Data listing
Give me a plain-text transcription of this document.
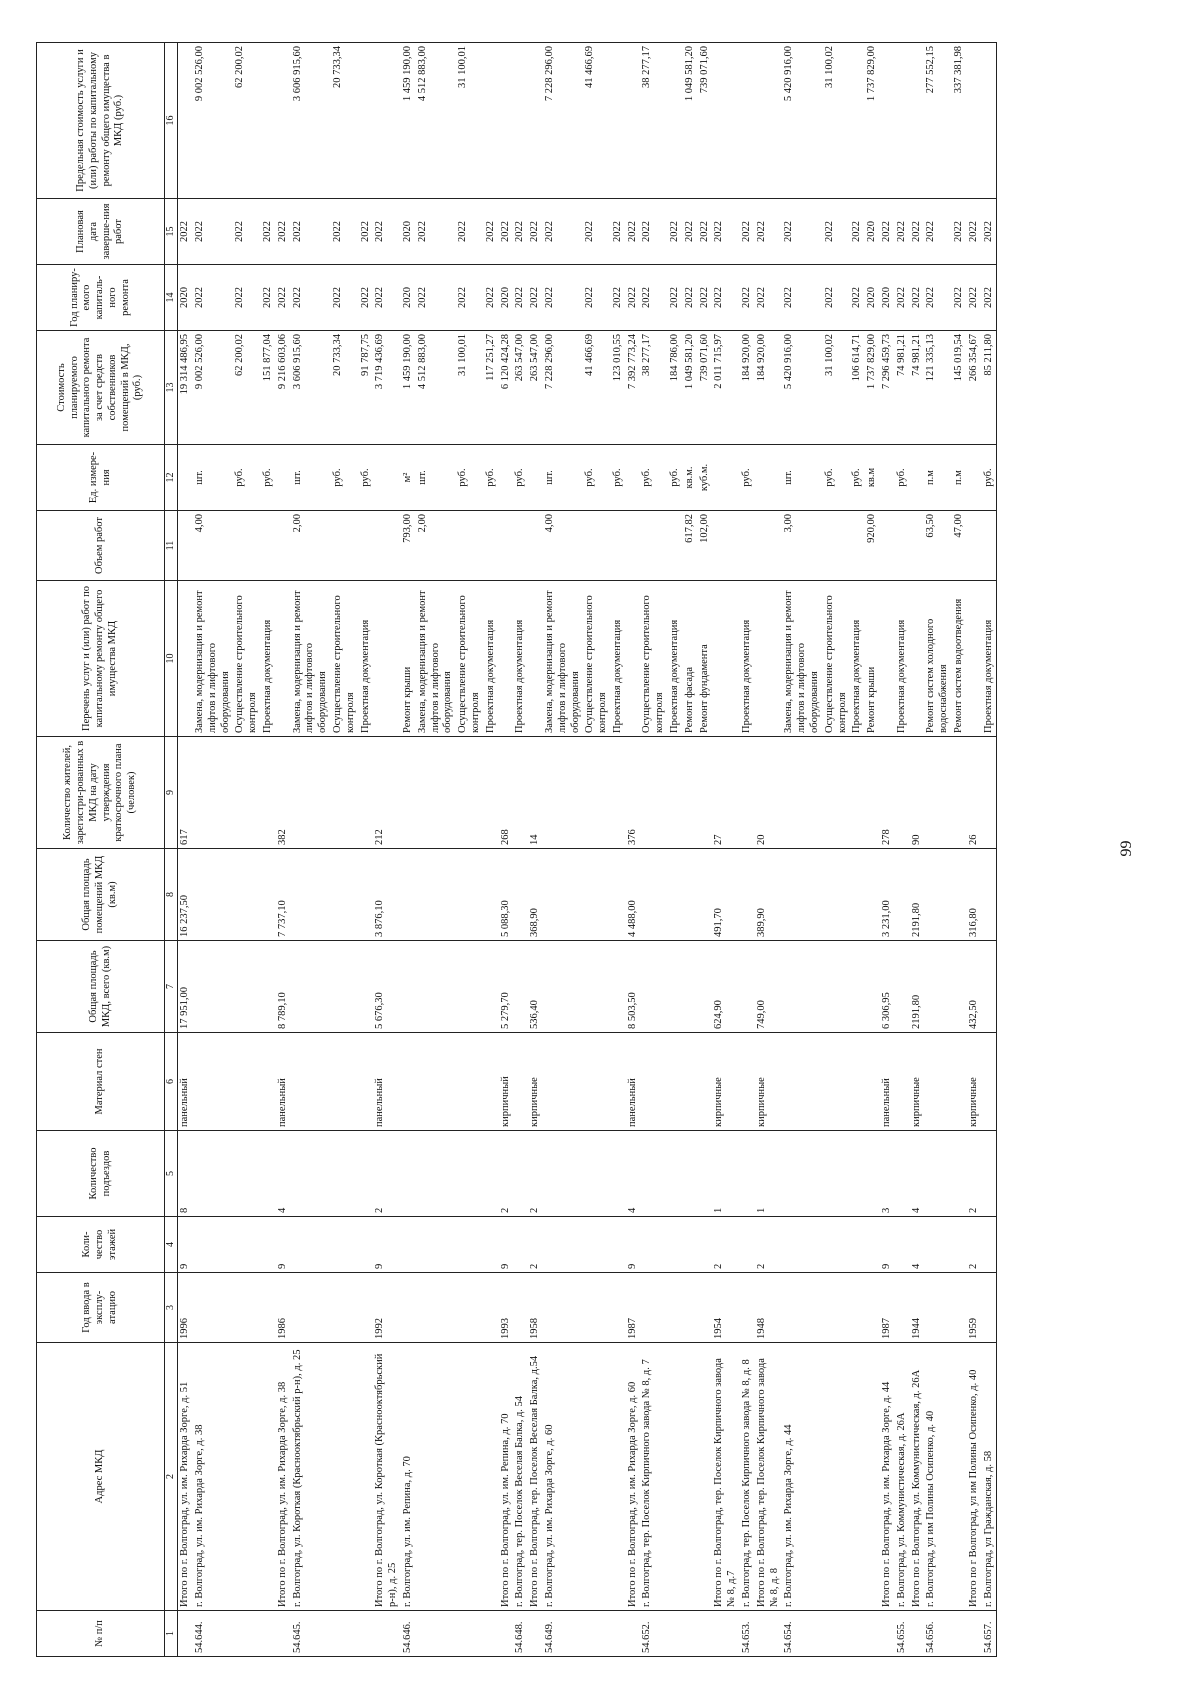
99
№ п/п	Адрес МКД	Год ввода в эксплу-атацию	Коли-чество этажей	Количество подъездов	Материал стен	Общая площадь МКД, всего (кв.м)	Общая площадь помещений МКД (кв.м)	Количество жителей, зарегистри-рованных в МКД на дату утверждения краткосрочного плана (человек)	Перечень услуг и (или) работ по капитальному ремонту общего имущества МКД	Объем работ	Ед. измере-ния	Стоимость планируемого капитального ремонта за счет средств собственников помещений в МКД, (руб.)	Год планиру-емого капиталь-ного ремонта	Плановая дата заверше-ния работ	Предельная стоимость услуги и (или) работы по капитальному ремонту общего имущества в МКД (руб.)
1	2	3	4	5	6	7	8	9	10	11	12	13	14	15	16
	Итого по г. Волгоград, ул. им. Рихарда Зорге, д. 51	1996	9	8	панельный	17 951,00	16 237,50	617				19 314 486,95	2020	2022	
54.644.	г. Волгоград, ул. им. Рихарда Зорге, д. 38								Замена, модернизация и ремонт лифтов и лифтового оборудования	4,00	шт.	9 002 526,00	2022	2022	9 002 526,00
									Осуществление строительного контроля		руб.	62 200,02	2022	2022	62 200,02
									Проектная документация		руб.	151 877,04	2022	2022	
	Итого по г. Волгоград, ул. им. Рихарда Зорге, д. 38	1986	9	4	панельный	8 789,10	7 737,10	382				9 216 603,06	2022	2022	
54.645.	г. Волгоград, ул. Короткая (Краснооктябрьский р-н), д. 25								Замена, модернизация и ремонт лифтов и лифтового оборудования	2,00	шт.	3 606 915,60	2022	2022	3 606 915,60
									Осуществление строительного контроля		руб.	20 733,34	2022	2022	20 733,34
									Проектная документация		руб.	91 787,75	2022	2022	
	Итого по г. Волгоград, ул. Короткая (Краснооктябрьский р-н), д. 25	1992	9	2	панельный	5 676,30	3 876,10	212				3 719 436,69	2022	2022	
54.646.	г. Волгоград, ул. им. Репина, д. 70								Ремонт крыши	793,00	м²	1 459 190,00	2020	2020	1 459 190,00
									Замена, модернизация и ремонт лифтов и лифтового оборудования	2,00	шт.	4 512 883,00	2022	2022	4 512 883,00
									Осуществление строительного контроля		руб.	31 100,01	2022	2022	31 100,01
									Проектная документация		руб.	117 251,27	2022	2022	
	Итого по г. Волгоград, ул. им. Репина, д. 70	1993	9	2	кирпичный	5 279,70	5 088,30	268				6 120 424,28	2020	2022	
54.648.	г. Волгоград, тер. Поселок Веселая Балка, д. 54								Проектная документация		руб.	263 547,00	2022	2022	
	Итого по г. Волгоград, тер. Поселок Веселая Балка, д.54	1958	2	2	кирпичные	536,40	368,90	14				263 547,00	2022	2022	
54.649.	г. Волгоград, ул. им. Рихарда Зорге, д. 60								Замена, модернизация и ремонт лифтов и лифтового оборудования	4,00	шт.	7 228 296,00	2022	2022	7 228 296,00
									Осуществление строительного контроля		руб.	41 466,69	2022	2022	41 466,69
									Проектная документация		руб.	123 010,55	2022	2022	
	Итого по г. Волгоград, ул. им. Рихарда Зорге, д. 60	1987	9	4	панельный	8 503,50	4 488,00	376				7 392 773,24	2022	2022	
54.652.	г. Волгоград, тер. Поселок Кирпичного завода № 8, д. 7								Осуществление строительного контроля		руб.	38 277,17	2022	2022	38 277,17
									Проектная документация		руб.	184 786,00	2022	2022	
									Ремонт фасада	617,82	кв.м.	1 049 581,20	2022	2022	1 049 581,20
									Ремонт фундамента	102,00	куб.м.	739 071,60	2022	2022	739 071,60
	Итого по г. Волгоград, тер. Поселок Кирпичного завода № 8, д.7	1954	2	1	кирпичные	624,90	491,70	27				2 011 715,97	2022	2022	
54.653.	г. Волгоград, тер. Поселок Кирпичного завода № 8, д. 8								Проектная документация		руб.	184 920,00	2022	2022	
	Итого по г. Волгоград, тер. Поселок Кирпичного завода № 8, д. 8	1948	2	1	кирпичные	749,00	389,90	20				184 920,00	2022	2022	
54.654.	г. Волгоград, ул. им. Рихарда Зорге, д. 44								Замена, модернизация и ремонт лифтов и лифтового оборудования	3,00	шт.	5 420 916,00	2022	2022	5 420 916,00
									Осуществление строительного контроля		руб.	31 100,02	2022	2022	31 100,02
									Проектная документация		руб.	106 614,71	2022	2022	
									Ремонт крыши	920,00	кв.м	1 737 829,00	2020	2020	1 737 829,00
	Итого по г. Волгоград, ул. им. Рихарда Зорге, д. 44	1987	9	3	панельный	6 306,95	3 231,00	278				7 296 459,73	2020	2022	
54.655.	г. Волгоград, ул. Коммунистическая, д. 26А								Проектная документация		руб.	74 981,21	2022	2022	
	Итого по г. Волгоград, ул. Коммунистическая, д. 26А	1944	4	4	кирпичные	2191,80	2191,80	90				74 981,21	2022	2022	
54.656.	г. Волгоград, ул им Полины Осипенко, д. 40								Ремонт систем холодного водоснабжения	63,50	п.м	121 335,13	2022	2022	277 552,15
									Ремонт систем водоотведения	47,00	п.м	145 019,54	2022	2022	337 381,98
	Итого по г Волгоград, ул им Полины Осипенко, д. 40	1959	2	2	кирпичные	432,50	316,80	26				266 354,67	2022	2022	
54.657.	г. Волгоград, ул Гражданская, д. 58								Проектная документация		руб.	85 211,80	2022	2022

» **Task to carry out**:
Pull every line containing "систем" out of the records.

» **Result of this task**:
54.656.	г. Волгоград, ул им Полины Осипенко, д. 40								Ремонт систем холодного водоснабжения	63,50	п.м	121 335,13	2022	2022	277 552,15
									Ремонт систем водоотведения	47,00	п.м	145 019,54	2022	2022	337 381,98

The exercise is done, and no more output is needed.